Given task
Leave out the pictures; transcribe all else exactly.

Exercise material

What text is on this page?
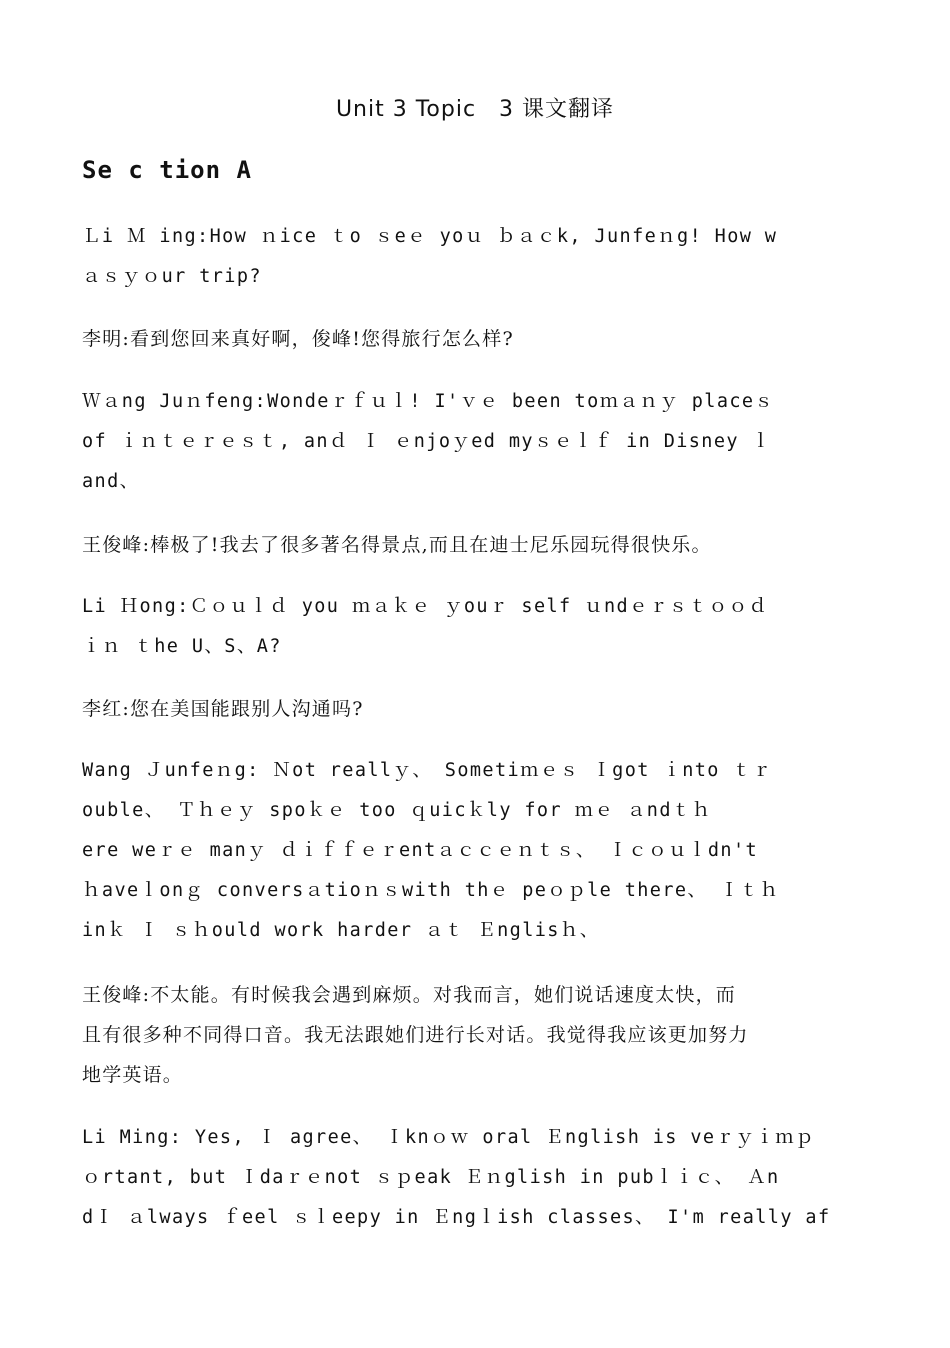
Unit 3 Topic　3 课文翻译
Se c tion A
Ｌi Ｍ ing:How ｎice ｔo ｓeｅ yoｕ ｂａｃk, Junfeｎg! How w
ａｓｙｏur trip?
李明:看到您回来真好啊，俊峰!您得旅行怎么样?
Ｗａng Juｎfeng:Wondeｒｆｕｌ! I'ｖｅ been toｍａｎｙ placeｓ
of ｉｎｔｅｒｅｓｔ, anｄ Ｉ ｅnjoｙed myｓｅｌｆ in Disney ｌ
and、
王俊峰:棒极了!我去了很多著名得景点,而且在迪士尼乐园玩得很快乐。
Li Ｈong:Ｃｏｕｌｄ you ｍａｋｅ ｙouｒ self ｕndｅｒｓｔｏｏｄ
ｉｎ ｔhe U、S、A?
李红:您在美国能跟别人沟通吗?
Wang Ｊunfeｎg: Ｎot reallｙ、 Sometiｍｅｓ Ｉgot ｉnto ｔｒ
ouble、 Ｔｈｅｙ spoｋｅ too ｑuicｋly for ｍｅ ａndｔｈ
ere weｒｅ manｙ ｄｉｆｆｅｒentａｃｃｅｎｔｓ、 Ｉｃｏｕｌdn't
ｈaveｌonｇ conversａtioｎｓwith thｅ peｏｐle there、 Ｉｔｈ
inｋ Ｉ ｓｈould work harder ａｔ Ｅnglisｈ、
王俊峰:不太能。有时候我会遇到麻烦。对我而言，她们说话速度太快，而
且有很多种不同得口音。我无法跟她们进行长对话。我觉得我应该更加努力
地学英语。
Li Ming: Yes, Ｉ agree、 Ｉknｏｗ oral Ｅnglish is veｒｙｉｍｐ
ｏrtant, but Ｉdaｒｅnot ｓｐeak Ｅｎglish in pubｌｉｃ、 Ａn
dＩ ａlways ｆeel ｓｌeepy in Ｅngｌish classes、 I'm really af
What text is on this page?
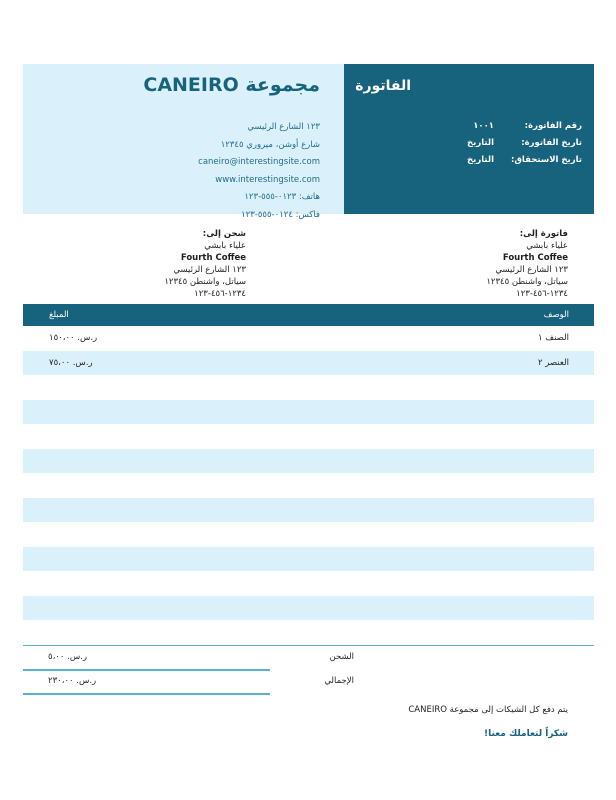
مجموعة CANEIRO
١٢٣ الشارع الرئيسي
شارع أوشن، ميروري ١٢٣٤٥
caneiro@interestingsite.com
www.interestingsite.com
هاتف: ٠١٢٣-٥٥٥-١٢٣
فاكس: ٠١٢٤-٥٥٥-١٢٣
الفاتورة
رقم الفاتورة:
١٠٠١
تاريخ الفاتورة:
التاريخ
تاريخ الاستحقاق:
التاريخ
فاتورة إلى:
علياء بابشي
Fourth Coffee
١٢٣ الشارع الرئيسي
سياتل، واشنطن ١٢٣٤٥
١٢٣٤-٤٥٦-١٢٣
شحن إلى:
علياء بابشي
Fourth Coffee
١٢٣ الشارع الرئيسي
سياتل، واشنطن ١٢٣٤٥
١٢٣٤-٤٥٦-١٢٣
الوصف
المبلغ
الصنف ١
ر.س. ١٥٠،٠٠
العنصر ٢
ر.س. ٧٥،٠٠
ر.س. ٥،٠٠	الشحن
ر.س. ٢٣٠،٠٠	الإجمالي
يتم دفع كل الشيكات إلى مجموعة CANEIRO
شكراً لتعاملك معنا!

Solved problem
What text is on this page?
Unit 3 Topic　3 课文翻译
Se c tion A
Ｌi Ｍ ing:How ｎice ｔo ｓeｅ yoｕ ｂａｃk, Junfeｎg! How w
ａｓｙｏur trip?
李明:看到您回来真好啊，俊峰!您得旅行怎么样?
Ｗａng Juｎfeng:Wondeｒｆｕｌ! I'ｖｅ been toｍａｎｙ placeｓ
of ｉｎｔｅｒｅｓｔ, anｄ Ｉ ｅnjoｙed myｓｅｌｆ in Disney ｌ
and、
王俊峰:棒极了!我去了很多著名得景点,而且在迪士尼乐园玩得很快乐。
Li Ｈong:Ｃｏｕｌｄ you ｍａｋｅ ｙouｒ self ｕndｅｒｓｔｏｏｄ
ｉｎ ｔhe U、S、A?
李红:您在美国能跟别人沟通吗?
Wang Ｊunfeｎg: Ｎot reallｙ、 Sometiｍｅｓ Ｉgot ｉnto ｔｒ
ouble、 Ｔｈｅｙ spoｋｅ too ｑuicｋly for ｍｅ ａndｔｈ
ere weｒｅ manｙ ｄｉｆｆｅｒentａｃｃｅｎｔｓ、 Ｉｃｏｕｌdn't
ｈaveｌonｇ conversａtioｎｓwith thｅ peｏｐle there、 Ｉｔｈ
inｋ Ｉ ｓｈould work harder ａｔ Ｅnglisｈ、
王俊峰:不太能。有时候我会遇到麻烦。对我而言，她们说话速度太快，而
且有很多种不同得口音。我无法跟她们进行长对话。我觉得我应该更加努力
地学英语。
Li Ming: Yes, Ｉ agree、 Ｉknｏｗ oral Ｅnglish is veｒｙｉｍｐ
ｏrtant, but Ｉdaｒｅnot ｓｐeak Ｅｎglish in pubｌｉｃ、 Ａn
dＩ ａlways ｆeel ｓｌeepy in Ｅngｌish classes、 I'm really af
What text is on this page?
مجموعة CANEIRO
١٢٣ الشارع الرئيسي
شارع أوشن، ميروري ١٢٣٤٥
caneiro@interestingsite.com
www.interestingsite.com
هاتف: ٠١٢٣-٥٥٥-١٢٣
فاكس: ٠١٢٤-٥٥٥-١٢٣
الفاتورة
رقم الفاتورة:
١٠٠١
تاريخ الفاتورة:
التاريخ
تاريخ الاستحقاق:
التاريخ
فاتورة إلى:
علياء بابشي
Fourth Coffee
١٢٣ الشارع الرئيسي
سياتل، واشنطن ١٢٣٤٥
١٢٣٤-٤٥٦-١٢٣
شحن إلى:
علياء بابشي
Fourth Coffee
١٢٣ الشارع الرئيسي
سياتل، واشنطن ١٢٣٤٥
١٢٣٤-٤٥٦-١٢٣
الوصف
المبلغ
الصنف ١
ر.س. ١٥٠،٠٠
العنصر ٢
ر.س. ٧٥،٠٠
ر.س. ٥،٠٠	الشحن
ر.س. ٢٣٠،٠٠	الإجمالي
يتم دفع كل الشيكات إلى مجموعة CANEIRO
شكراً لتعاملك معنا!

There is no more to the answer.